Of the lines listed below, how many contain the string "única"? Answer with the number alone.

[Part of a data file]
◇ ◇ ◇ ◇ ◇

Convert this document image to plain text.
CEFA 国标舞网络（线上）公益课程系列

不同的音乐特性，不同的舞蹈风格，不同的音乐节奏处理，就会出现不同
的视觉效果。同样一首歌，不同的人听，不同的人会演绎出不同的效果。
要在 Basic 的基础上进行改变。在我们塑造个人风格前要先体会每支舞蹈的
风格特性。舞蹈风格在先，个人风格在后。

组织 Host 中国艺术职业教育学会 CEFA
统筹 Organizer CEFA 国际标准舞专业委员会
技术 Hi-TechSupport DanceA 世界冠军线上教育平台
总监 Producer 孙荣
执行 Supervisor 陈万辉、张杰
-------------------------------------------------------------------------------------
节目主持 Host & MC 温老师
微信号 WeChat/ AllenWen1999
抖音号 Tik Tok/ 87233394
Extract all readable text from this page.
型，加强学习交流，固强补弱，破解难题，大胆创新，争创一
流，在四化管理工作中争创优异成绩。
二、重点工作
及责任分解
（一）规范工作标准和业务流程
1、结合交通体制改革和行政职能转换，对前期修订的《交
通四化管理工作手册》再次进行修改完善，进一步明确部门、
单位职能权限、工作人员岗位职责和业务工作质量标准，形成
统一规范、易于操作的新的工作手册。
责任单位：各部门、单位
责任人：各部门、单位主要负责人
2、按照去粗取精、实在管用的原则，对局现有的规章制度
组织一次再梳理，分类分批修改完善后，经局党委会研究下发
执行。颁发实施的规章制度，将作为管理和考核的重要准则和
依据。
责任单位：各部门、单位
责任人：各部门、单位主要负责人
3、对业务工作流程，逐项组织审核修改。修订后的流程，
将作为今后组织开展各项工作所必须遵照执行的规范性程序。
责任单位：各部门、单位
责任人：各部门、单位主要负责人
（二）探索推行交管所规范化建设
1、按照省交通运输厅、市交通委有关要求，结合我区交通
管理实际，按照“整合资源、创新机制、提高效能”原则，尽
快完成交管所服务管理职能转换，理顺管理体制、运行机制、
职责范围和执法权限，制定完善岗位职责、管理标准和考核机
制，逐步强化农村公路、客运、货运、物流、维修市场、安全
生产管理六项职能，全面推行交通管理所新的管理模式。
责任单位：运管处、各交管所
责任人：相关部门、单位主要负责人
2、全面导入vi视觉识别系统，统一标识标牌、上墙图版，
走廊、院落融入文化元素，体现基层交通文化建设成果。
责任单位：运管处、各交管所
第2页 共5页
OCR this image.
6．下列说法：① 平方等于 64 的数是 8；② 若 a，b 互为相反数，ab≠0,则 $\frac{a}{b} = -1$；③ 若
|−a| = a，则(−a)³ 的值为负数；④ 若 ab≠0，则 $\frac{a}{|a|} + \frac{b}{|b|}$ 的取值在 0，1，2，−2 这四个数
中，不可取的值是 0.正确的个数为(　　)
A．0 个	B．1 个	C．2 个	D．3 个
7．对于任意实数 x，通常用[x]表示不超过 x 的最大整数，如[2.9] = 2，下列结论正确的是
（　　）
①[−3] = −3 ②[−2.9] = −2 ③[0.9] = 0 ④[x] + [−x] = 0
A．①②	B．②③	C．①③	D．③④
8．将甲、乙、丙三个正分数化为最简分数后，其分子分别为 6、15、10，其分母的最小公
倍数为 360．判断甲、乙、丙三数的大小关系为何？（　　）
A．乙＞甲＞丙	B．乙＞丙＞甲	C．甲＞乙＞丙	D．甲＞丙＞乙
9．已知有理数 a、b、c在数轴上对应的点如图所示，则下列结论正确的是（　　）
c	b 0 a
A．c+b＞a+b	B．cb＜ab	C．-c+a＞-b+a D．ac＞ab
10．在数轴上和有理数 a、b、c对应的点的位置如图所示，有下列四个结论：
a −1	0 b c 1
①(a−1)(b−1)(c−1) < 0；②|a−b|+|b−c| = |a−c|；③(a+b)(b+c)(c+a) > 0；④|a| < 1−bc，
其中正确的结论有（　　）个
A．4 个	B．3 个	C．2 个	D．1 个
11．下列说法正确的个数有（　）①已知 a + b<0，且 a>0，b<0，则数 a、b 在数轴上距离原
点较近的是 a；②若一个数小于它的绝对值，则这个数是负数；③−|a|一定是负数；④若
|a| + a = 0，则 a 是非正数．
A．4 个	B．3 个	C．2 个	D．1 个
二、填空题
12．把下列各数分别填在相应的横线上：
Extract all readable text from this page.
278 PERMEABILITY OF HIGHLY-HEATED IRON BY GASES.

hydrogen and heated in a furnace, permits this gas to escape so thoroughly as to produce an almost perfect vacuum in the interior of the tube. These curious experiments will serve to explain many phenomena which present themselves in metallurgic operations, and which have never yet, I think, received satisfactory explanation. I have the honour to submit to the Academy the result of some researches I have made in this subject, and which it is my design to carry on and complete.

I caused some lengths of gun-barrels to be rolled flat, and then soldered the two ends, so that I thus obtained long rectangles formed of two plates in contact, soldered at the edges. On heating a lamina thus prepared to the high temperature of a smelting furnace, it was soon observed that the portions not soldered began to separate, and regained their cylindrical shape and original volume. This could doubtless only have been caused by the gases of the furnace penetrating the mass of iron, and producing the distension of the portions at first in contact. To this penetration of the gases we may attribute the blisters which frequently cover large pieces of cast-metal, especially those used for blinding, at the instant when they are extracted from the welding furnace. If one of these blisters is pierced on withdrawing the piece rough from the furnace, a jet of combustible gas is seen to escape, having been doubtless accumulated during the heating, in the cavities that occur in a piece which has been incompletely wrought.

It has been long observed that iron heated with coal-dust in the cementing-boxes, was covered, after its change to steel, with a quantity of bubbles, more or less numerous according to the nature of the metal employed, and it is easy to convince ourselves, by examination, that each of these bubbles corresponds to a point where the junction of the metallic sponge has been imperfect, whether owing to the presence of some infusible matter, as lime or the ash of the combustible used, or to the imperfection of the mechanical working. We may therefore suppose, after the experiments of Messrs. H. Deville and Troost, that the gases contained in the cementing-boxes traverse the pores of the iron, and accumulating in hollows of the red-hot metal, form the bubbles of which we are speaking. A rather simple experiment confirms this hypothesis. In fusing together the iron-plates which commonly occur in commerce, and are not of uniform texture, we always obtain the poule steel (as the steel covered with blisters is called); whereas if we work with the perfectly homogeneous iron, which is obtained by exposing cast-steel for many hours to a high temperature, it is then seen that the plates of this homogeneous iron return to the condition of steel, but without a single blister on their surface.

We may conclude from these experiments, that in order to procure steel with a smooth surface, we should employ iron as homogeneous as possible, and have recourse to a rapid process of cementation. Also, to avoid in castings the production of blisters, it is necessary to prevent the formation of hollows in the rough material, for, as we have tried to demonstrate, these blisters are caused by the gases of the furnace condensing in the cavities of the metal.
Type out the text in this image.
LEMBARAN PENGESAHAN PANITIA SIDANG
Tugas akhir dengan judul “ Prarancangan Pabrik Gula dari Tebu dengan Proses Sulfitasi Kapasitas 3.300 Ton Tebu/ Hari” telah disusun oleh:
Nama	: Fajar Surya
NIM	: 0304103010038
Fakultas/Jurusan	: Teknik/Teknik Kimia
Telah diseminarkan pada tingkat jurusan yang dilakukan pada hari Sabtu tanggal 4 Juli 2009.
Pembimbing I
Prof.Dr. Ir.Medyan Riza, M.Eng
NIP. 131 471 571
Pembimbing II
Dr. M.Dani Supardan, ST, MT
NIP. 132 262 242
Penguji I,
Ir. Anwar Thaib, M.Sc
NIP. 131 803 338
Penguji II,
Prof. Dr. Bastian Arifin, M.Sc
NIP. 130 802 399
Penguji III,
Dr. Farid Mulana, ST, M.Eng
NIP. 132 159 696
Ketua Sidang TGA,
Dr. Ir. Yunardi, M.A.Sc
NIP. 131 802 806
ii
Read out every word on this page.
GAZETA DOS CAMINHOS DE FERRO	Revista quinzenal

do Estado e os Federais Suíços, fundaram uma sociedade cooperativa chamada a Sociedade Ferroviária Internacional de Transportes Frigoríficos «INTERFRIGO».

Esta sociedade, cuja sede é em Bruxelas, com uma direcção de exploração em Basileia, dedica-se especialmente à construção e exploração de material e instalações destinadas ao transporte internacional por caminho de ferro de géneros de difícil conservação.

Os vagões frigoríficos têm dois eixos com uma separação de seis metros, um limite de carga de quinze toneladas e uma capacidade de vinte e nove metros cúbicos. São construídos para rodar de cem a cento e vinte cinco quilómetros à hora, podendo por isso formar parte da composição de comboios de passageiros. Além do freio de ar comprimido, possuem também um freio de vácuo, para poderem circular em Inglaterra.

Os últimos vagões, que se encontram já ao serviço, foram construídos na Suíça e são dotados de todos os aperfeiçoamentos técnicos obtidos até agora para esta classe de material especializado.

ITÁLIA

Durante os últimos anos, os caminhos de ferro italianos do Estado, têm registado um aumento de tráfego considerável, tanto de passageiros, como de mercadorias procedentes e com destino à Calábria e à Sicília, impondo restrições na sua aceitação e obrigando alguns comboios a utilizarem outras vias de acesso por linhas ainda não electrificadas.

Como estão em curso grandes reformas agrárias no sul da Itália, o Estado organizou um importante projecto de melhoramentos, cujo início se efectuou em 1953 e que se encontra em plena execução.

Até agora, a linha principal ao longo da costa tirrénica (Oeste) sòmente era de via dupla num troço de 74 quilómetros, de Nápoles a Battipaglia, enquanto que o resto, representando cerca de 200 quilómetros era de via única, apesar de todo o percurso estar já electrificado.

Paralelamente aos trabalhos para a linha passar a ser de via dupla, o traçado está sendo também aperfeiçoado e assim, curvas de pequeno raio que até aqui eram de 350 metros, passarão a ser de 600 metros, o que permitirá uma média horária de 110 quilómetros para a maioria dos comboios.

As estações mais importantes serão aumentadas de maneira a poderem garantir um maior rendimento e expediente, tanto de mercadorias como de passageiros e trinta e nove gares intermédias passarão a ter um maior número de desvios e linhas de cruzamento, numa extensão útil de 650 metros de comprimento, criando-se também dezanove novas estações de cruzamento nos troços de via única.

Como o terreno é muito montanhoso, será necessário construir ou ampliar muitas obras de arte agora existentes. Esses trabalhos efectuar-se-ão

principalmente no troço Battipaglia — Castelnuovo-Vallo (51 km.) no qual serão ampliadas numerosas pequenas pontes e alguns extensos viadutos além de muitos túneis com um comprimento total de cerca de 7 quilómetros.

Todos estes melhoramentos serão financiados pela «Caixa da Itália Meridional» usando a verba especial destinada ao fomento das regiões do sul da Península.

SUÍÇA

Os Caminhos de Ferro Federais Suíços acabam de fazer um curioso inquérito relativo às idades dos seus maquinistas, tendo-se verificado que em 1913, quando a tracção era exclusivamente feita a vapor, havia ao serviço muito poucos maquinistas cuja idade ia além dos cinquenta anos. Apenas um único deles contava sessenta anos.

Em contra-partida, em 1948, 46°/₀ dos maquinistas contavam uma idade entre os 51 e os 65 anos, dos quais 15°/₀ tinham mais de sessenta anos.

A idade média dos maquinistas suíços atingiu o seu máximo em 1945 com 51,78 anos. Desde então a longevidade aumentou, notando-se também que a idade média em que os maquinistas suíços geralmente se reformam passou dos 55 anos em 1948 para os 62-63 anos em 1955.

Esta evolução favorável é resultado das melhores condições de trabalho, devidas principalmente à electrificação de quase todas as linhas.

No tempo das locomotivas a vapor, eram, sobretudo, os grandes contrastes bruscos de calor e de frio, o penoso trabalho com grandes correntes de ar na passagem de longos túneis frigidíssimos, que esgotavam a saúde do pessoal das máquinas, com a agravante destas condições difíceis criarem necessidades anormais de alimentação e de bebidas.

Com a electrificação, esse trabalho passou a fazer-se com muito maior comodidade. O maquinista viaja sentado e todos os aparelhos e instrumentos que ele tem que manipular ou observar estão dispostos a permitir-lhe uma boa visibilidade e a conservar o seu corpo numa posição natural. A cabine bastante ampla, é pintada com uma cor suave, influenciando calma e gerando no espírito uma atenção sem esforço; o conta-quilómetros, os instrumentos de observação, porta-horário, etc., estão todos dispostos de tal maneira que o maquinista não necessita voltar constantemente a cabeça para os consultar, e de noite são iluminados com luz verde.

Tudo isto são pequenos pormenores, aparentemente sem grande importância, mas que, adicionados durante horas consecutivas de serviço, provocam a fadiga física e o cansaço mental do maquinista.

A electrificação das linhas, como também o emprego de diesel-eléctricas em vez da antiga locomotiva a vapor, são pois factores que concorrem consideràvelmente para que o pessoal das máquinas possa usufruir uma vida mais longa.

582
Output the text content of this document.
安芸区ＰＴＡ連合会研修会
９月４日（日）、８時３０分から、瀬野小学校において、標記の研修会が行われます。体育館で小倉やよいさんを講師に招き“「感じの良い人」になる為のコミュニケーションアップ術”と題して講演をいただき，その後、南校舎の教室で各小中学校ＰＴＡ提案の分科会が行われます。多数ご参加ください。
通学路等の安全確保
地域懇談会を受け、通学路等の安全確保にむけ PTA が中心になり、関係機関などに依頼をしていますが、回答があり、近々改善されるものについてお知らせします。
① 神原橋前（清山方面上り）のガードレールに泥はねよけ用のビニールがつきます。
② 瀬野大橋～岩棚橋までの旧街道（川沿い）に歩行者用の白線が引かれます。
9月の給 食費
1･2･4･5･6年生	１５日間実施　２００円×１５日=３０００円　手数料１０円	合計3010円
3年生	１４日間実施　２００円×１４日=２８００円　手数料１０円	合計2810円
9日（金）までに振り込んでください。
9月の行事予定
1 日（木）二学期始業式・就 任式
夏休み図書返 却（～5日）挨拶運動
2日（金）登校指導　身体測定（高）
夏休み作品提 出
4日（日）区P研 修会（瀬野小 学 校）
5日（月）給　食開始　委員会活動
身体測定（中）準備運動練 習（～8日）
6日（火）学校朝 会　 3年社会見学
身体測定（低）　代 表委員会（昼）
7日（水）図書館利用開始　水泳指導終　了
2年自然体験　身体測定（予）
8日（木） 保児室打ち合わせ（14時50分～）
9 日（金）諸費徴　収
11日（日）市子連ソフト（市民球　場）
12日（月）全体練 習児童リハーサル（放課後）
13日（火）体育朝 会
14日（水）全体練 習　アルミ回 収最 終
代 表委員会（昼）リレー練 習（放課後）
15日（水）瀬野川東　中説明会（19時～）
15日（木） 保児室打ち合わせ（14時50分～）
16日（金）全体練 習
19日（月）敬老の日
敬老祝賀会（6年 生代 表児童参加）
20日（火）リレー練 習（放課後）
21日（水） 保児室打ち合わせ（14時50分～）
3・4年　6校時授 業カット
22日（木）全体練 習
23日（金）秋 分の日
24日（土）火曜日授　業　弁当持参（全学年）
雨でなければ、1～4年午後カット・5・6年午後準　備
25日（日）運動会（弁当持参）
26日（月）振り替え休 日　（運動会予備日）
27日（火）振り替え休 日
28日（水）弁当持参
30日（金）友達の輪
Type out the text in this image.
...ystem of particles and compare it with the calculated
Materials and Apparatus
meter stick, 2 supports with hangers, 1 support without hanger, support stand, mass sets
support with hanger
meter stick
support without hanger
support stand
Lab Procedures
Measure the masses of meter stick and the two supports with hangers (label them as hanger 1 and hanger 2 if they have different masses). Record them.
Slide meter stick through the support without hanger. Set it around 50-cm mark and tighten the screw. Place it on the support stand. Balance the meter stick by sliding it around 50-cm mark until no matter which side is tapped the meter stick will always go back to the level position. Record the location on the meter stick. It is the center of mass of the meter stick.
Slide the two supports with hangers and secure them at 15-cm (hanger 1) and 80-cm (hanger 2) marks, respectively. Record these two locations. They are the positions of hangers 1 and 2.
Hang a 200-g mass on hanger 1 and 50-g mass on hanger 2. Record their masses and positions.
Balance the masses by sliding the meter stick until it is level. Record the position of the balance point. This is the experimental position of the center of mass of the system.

◇ ◇ ◇ ◇ ◇

▶ _ANSWER FOR THIS EXERCISE_
2